[Entries from a dataset]
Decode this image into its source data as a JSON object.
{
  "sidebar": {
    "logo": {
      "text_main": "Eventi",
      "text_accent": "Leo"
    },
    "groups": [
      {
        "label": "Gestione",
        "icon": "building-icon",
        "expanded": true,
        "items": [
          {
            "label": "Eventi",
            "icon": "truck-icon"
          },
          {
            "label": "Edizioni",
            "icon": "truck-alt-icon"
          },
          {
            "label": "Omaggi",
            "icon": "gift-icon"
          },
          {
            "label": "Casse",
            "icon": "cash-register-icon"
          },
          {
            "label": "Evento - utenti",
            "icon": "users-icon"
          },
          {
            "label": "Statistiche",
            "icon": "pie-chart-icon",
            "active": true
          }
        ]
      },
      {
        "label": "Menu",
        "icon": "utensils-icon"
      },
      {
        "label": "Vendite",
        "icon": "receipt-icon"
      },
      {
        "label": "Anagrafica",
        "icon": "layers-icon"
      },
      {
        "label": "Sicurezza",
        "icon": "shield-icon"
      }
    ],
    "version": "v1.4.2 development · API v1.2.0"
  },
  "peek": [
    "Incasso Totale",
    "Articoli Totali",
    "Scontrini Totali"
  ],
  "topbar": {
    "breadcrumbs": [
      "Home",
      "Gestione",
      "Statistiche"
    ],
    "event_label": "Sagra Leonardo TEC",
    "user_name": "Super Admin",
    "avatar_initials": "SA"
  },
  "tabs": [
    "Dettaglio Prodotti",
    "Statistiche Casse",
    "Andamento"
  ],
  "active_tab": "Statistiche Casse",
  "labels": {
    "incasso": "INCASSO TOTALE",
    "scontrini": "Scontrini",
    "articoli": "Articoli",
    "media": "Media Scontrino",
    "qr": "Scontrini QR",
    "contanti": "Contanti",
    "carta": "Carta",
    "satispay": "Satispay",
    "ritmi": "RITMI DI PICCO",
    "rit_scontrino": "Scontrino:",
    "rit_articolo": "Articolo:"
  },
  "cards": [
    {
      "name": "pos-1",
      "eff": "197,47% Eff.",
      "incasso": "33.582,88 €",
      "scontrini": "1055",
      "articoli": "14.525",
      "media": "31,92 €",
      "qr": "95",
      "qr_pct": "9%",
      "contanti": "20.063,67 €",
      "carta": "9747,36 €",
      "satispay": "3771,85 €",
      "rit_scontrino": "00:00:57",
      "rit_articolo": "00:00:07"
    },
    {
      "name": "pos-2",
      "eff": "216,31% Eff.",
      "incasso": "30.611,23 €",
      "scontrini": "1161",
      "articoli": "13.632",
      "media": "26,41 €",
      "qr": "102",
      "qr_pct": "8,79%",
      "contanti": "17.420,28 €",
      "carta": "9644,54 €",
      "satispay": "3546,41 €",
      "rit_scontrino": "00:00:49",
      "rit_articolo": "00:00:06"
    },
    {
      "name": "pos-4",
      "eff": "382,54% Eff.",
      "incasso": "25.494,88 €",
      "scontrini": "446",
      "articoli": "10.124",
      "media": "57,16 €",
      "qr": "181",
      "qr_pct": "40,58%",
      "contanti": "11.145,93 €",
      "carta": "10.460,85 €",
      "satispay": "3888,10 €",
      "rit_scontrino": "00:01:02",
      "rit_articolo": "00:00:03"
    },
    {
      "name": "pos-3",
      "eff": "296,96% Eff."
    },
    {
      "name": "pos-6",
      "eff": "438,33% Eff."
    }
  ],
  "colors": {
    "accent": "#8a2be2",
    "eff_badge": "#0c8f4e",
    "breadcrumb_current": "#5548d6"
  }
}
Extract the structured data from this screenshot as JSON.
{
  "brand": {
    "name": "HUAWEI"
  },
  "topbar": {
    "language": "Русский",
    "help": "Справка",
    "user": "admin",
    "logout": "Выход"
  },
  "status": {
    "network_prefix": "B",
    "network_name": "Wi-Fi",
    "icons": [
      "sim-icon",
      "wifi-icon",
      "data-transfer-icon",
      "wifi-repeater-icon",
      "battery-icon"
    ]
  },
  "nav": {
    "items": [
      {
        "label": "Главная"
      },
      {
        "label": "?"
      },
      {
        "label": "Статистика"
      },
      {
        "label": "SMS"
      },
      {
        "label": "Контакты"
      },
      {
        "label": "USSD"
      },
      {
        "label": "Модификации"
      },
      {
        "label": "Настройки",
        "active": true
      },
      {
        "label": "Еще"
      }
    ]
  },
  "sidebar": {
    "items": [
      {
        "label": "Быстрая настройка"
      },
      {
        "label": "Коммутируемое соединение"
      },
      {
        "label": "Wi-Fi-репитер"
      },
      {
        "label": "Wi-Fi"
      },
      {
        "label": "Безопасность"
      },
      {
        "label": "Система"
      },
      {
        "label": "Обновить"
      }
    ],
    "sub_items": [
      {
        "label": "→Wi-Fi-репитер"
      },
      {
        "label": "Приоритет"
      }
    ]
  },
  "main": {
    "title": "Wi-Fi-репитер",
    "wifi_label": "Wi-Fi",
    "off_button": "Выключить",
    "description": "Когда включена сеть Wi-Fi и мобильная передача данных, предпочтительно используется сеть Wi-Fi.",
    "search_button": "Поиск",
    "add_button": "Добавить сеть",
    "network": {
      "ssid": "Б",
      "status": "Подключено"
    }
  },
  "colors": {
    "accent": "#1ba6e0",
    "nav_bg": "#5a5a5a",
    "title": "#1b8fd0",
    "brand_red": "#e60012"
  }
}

§ Set problem:
Only the number is wanted: count the lines of the records that hold the word "Statistiche".

§ Correct result:
4